Collected data
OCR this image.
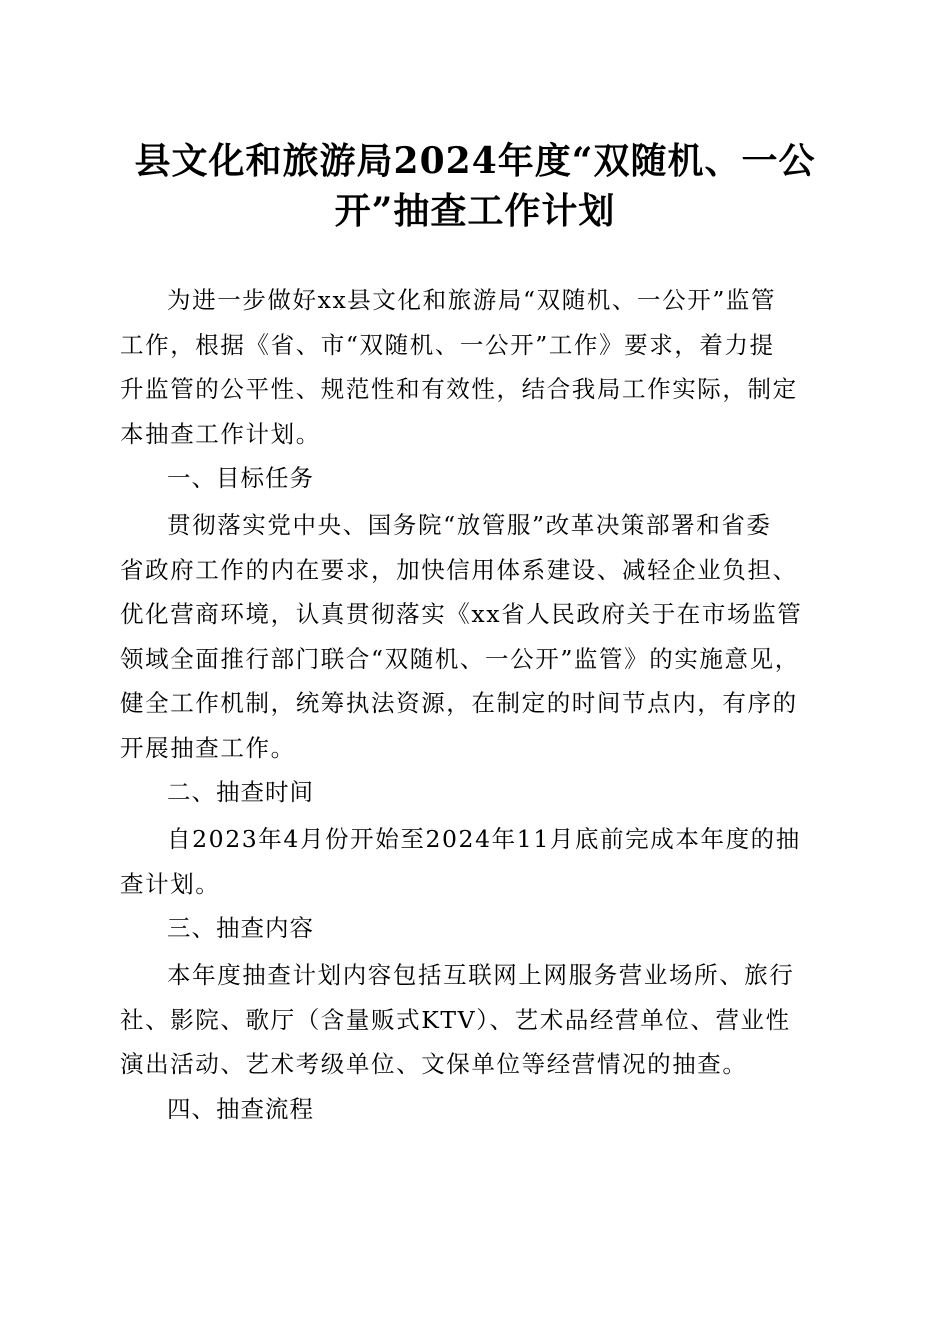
县文化和旅游局2024年度“双随机、一公
开”抽查工作计划

为进一步做好xx县文化和旅游局“双随机、一公开”监管
工作，根据《省、市“双随机、一公开”工作》要求，着力提
升监管的公平性、规范性和有效性，结合我局工作实际，制定
本抽查工作计划。

一、目标任务

贯彻落实党中央、国务院“放管服”改革决策部署和省委
省政府工作的内在要求，加快信用体系建设、减轻企业负担、
优化营商环境，认真贯彻落实《xx省人民政府关于在市场监管
领域全面推行部门联合“双随机、一公开”监管》的实施意见，
健全工作机制，统筹执法资源，在制定的时间节点内，有序的
开展抽查工作。

二、抽查时间

自2023年4月份开始至2024年11月底前完成本年度的抽
查计划。

三、抽查内容

本年度抽查计划内容包括互联网上网服务营业场所、旅行
社、影院、歌厅（含量贩式KTV）、艺术品经营单位、营业性
演出活动、艺术考级单位、文保单位等经营情况的抽查。

四、抽查流程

*What to do*. Reproduce the material above in full and without alteration, but skip all pictures.

*Correct answer*.
OCR this image.
县文化和旅游局2024年度“双随机、一公
开”抽查工作计划

为进一步做好xx县文化和旅游局“双随机、一公开”监管
工作，根据《省、市“双随机、一公开”工作》要求，着力提
升监管的公平性、规范性和有效性，结合我局工作实际，制定
本抽查工作计划。

一、目标任务

贯彻落实党中央、国务院“放管服”改革决策部署和省委
省政府工作的内在要求，加快信用体系建设、减轻企业负担、
优化营商环境，认真贯彻落实《xx省人民政府关于在市场监管
领域全面推行部门联合“双随机、一公开”监管》的实施意见，
健全工作机制，统筹执法资源，在制定的时间节点内，有序的
开展抽查工作。

二、抽查时间

自2023年4月份开始至2024年11月底前完成本年度的抽
查计划。

三、抽查内容

本年度抽查计划内容包括互联网上网服务营业场所、旅行
社、影院、歌厅（含量贩式KTV）、艺术品经营单位、营业性
演出活动、艺术考级单位、文保单位等经营情况的抽查。

四、抽查流程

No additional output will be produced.